Forscher: Kälte trotz Erderwärmung nicht überraschend

Potsdam (dpa) - Die derzeitige Aufregung über den Winter ist nach Ansicht von Klimaforschern übertrieben. „Zwei harte Winter sagen noch gar nichts über das Klima aus“, sagt Prof. Friedrich-Wilhelm Gerstengarbe vom Potsdam-Institut für Klimafolgenforschung (PIK).

„Wir hätten uns vielmehr fragen müssen, sind zehn relativ milde Winter davor normal?“ Der vergangene als recht hart empfundene Winter sei zudem nicht einmal unter den 20 kältesten von 100 Jahren gewesen. Der frostige Winterbeginn in Deutschland steht für den Klimaforscher auch nicht im Widerspruch zur globalen Erwärmung.

Der Potsdamer Geowissenschaftler Prof. Reinhard Hüttl verweist darauf, dass die Auswirkungen der Erderwärmung regional sehr unterschiedlich seien. „Darum ist es nicht überraschend, dass es in Alaska wärmer wird, während wir hier einen kalten Winter erleben“, sagte der Wissenschaftliche Vorstand des Deutschen Geoforschungszentrums (GFZ) in Potsdam der Nachrichtenagentur dpa. Es gebe in der Forschung eine Reihe von Arbeitshypothesen für solche Entwicklungen. Als Beispiel nannte er unterschiedliche Sonnenaktivitäten, die Einfluss nähmen. „Ich kann aus der Erdsystemforschung sagen: Wir verstehen das System noch nicht hinreichend.“

Eine Theorie für einen extrem kalten Winter in Europa - bei steigender Erwärmung - hatte kürzlich PIK-Forscher Prof. Vladimir Petoukhov vorgestellt: Im Winter 2005/2006 war die Meereis-Fläche in der östlichen Arktis vergleichsweise klein. Durch das dunkle, offene Meer wurden die unteren Luftschichten weiter aufgeheizt. Das führte zu einer gestörten Luftströmung, die in der Computersimulation kalte Winterwinde nach Europa brachte. „Diese Störungen könnten die Wahrscheinlichkeit des Auftretens extrem kalter Winter in Europa und Nordasien verdreifachen“, nimmt Petoukhov an.

____________________

▶ AUFGABENSTELLUNG A
Entnimm dem Artikel über Kälte trotz Erderwärmung wortgetreu den Abschnitt, der bei den Worten „Forscher: Kälte trotz“ beginnt und nach „zur globalen Erwärmung.“ aufhört.

____________________

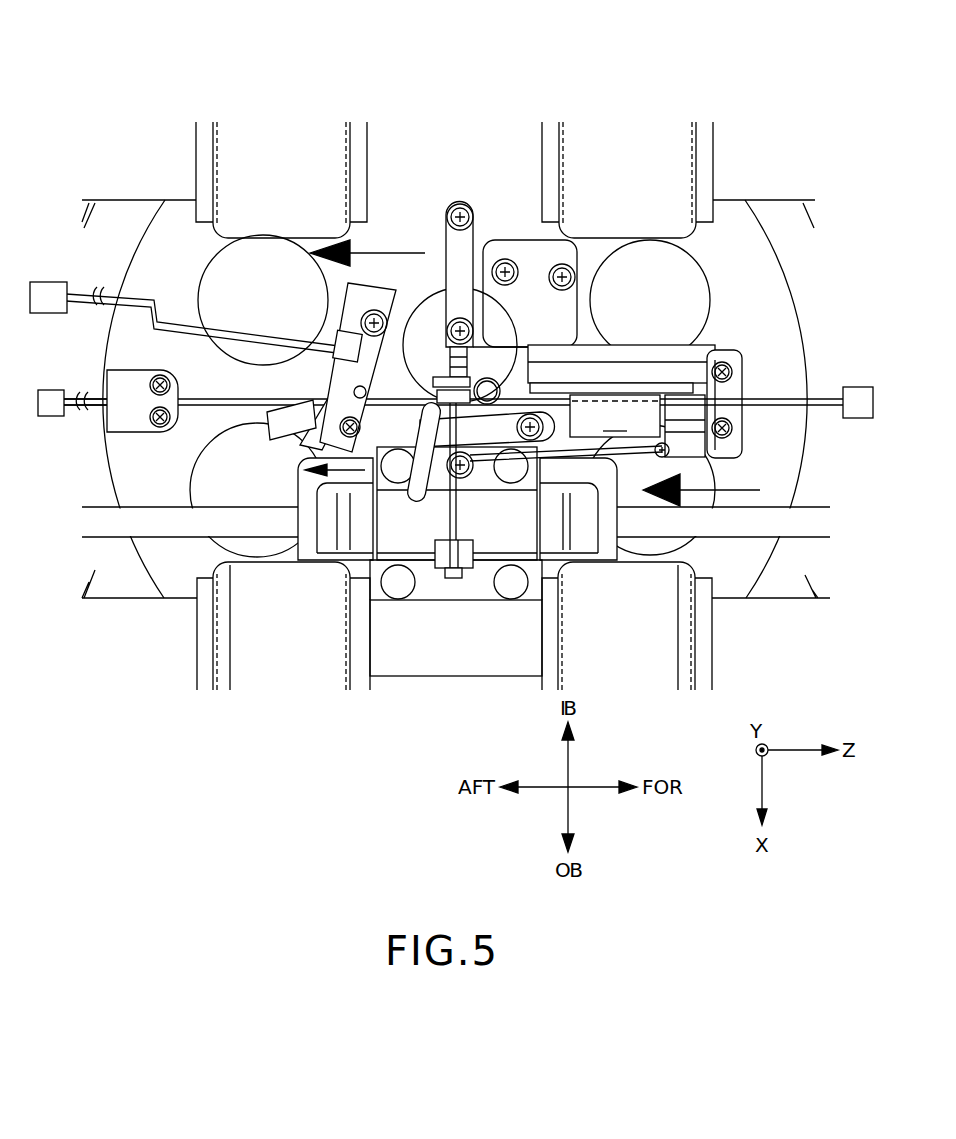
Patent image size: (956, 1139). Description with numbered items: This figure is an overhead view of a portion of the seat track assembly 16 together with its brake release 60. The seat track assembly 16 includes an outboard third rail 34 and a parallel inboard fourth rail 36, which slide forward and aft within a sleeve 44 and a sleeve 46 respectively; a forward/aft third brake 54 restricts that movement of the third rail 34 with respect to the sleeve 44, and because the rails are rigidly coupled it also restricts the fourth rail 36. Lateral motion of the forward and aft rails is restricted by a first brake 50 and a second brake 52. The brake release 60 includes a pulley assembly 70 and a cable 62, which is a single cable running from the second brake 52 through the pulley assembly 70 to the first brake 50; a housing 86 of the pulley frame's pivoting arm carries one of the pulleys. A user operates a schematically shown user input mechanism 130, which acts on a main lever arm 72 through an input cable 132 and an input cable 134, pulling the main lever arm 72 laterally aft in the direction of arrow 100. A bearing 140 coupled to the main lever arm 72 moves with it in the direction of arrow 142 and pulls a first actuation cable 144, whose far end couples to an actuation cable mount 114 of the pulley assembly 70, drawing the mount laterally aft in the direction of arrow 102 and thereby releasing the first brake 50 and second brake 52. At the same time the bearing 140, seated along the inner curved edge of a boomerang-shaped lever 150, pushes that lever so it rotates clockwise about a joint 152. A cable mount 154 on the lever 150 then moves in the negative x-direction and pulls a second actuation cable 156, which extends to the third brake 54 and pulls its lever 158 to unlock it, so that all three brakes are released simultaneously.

The seat track assembly 16 is at (178, 69).
The third rail 34 is at (770, 617).
The fourth rail 36 is at (727, 188).
The sleeve 44 is at (663, 578).
The sleeve 46 is at (664, 229).
The first brake 50 is at (858, 402).
The second brake 52 is at (440, 403).
The third brake 54 is at (509, 548).
The brake release 60 is at (801, 311).
The cable 62 is at (192, 410).
The pulley assembly 70 is at (684, 383).
The main lever arm 72 is at (466, 248).
The housing 86 is at (615, 416).
The arrow 100 is at (388, 252).
The arrow 102 is at (743, 490).
The actuation cable mount 114 is at (713, 358).
The user input mechanism 130 is at (196, 322).
The input cable 132 is at (418, 355).
The input cable 134 is at (325, 362).
The bearing 140 is at (478, 474).
The arrow 142 is at (337, 467).
The first actuation cable 144 is at (590, 470).
The lever 150 is at (415, 500).
The joint 152 is at (600, 381).
The cable mount 154 is at (470, 352).
The second actuation cable 156 is at (433, 558).
The lever 158 is at (447, 572).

____________________

▶ AUFGABENSTELLUNG B
Schreibe die Einträge vom Anfang bis einschließlich der Zeile mit „The pulley assembly 70 is at (684, 383).“ unverändert ab. Lass die Bilder dabei weg.

▶ VOLLSTÄNDIGE ANTWORT A
Forscher: Kälte trotz Erderwärmung nicht überraschend

Potsdam (dpa) - Die derzeitige Aufregung über den Winter ist nach Ansicht von Klimaforschern übertrieben. „Zwei harte Winter sagen noch gar nichts über das Klima aus“, sagt Prof. Friedrich-Wilhelm Gerstengarbe vom Potsdam-Institut für Klimafolgenforschung (PIK).

„Wir hätten uns vielmehr fragen müssen, sind zehn relativ milde Winter davor normal?“ Der vergangene als recht hart empfundene Winter sei zudem nicht einmal unter den 20 kältesten von 100 Jahren gewesen. Der frostige Winterbeginn in Deutschland steht für den Klimaforscher auch nicht im Widerspruch zur globalen Erwärmung.

▶ VOLLSTÄNDIGE ANTWORT B
Patent image size: (956, 1139). Description with numbered items: This figure is an overhead view of a portion of the seat track assembly 16 together with its brake release 60. The seat track assembly 16 includes an outboard third rail 34 and a parallel inboard fourth rail 36, which slide forward and aft within a sleeve 44 and a sleeve 46 respectively; a forward/aft third brake 54 restricts that movement of the third rail 34 with respect to the sleeve 44, and because the rails are rigidly coupled it also restricts the fourth rail 36. Lateral motion of the forward and aft rails is restricted by a first brake 50 and a second brake 52. The brake release 60 includes a pulley assembly 70 and a cable 62, which is a single cable running from the second brake 52 through the pulley assembly 70 to the first brake 50; a housing 86 of the pulley frame's pivoting arm carries one of the pulleys. A user operates a schematically shown user input mechanism 130, which acts on a main lever arm 72 through an input cable 132 and an input cable 134, pulling the main lever arm 72 laterally aft in the direction of arrow 100. A bearing 140 coupled to the main lever arm 72 moves with it in the direction of arrow 142 and pulls a first actuation cable 144, whose far end couples to an actuation cable mount 114 of the pulley assembly 70, drawing the mount laterally aft in the direction of arrow 102 and thereby releasing the first brake 50 and second brake 52. At the same time the bearing 140, seated along the inner curved edge of a boomerang-shaped lever 150, pushes that lever so it rotates clockwise about a joint 152. A cable mount 154 on the lever 150 then moves in the negative x-direction and pulls a second actuation cable 156, which extends to the third brake 54 and pulls its lever 158 to unlock it, so that all three brakes are released simultaneously.

The seat track assembly 16 is at (178, 69).
The third rail 34 is at (770, 617).
The fourth rail 36 is at (727, 188).
The sleeve 44 is at (663, 578).
The sleeve 46 is at (664, 229).
The first brake 50 is at (858, 402).
The second brake 52 is at (440, 403).
The third brake 54 is at (509, 548).
The brake release 60 is at (801, 311).
The cable 62 is at (192, 410).
The pulley assembly 70 is at (684, 383).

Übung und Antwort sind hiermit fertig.